[START DATA SECTION]

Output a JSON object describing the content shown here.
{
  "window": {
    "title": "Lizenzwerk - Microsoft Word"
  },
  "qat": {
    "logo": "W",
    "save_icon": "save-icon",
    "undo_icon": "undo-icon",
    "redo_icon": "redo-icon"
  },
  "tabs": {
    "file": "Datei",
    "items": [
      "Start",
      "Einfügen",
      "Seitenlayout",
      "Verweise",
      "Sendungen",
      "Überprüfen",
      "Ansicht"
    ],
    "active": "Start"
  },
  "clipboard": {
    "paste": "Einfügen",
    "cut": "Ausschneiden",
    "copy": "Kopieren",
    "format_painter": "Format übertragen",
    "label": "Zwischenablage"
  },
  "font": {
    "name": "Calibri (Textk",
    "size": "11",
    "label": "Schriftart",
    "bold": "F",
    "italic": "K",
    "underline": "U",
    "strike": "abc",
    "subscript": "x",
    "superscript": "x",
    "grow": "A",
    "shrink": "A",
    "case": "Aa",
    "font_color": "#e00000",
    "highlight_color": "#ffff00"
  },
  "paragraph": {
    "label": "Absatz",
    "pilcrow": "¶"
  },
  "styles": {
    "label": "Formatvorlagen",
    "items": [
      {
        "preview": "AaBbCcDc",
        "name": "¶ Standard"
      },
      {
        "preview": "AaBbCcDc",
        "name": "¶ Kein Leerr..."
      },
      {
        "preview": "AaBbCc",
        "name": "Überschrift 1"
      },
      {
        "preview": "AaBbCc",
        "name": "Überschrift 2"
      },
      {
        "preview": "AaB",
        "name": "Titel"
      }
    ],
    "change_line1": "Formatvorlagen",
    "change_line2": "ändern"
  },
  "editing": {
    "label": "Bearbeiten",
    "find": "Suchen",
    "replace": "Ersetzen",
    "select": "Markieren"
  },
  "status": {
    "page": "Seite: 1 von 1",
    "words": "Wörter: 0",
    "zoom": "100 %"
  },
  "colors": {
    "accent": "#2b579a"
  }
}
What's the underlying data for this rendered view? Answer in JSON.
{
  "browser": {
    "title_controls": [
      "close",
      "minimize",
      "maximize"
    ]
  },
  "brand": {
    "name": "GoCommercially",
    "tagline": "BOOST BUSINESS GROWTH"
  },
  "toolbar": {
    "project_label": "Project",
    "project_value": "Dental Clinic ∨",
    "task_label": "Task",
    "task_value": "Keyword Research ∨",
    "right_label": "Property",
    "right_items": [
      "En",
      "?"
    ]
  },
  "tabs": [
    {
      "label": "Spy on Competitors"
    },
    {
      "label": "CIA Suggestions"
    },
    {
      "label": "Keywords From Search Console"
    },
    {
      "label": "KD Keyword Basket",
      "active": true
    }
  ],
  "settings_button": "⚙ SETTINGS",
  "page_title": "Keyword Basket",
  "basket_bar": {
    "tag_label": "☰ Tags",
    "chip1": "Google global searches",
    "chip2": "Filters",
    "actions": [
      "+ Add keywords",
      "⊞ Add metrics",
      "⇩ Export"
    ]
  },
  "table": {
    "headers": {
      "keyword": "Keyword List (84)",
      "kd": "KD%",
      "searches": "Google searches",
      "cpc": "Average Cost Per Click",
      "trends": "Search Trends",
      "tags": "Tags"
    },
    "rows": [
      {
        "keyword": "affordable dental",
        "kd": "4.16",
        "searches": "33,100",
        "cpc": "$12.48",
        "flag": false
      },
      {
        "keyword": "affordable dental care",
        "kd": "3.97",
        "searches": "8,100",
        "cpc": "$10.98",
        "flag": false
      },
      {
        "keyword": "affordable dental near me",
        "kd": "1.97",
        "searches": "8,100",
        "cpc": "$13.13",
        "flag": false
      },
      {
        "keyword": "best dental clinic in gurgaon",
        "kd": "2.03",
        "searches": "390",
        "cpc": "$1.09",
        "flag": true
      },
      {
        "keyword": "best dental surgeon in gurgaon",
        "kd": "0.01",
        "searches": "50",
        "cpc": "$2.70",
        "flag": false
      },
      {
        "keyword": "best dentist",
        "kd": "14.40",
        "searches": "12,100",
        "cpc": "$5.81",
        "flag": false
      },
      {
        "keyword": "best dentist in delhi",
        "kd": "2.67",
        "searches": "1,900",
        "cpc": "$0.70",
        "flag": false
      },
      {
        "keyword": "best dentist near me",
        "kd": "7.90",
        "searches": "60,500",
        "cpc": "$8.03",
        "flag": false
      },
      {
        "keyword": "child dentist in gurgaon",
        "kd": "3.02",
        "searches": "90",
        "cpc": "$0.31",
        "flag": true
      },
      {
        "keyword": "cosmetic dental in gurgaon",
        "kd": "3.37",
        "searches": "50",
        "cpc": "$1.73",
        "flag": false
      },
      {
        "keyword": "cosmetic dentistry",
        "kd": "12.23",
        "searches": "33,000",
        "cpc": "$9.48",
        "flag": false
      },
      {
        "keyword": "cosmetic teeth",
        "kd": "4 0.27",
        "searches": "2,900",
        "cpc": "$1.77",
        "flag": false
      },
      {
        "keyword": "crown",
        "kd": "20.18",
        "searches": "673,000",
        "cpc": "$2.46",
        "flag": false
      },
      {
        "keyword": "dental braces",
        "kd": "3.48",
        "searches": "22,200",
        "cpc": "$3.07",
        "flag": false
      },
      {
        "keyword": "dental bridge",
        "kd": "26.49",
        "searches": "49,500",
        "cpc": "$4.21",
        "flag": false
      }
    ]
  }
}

[END DATA SECTION]

> [EXERCISE]:
All lines above containing the string "best" are to be collected.

> [REPLY]:
        "keyword": "best dental clinic in gurgaon",
        "keyword": "best dental surgeon in gurgaon",
        "keyword": "best dentist",
        "keyword": "best dentist in delhi",
        "keyword": "best dentist near me",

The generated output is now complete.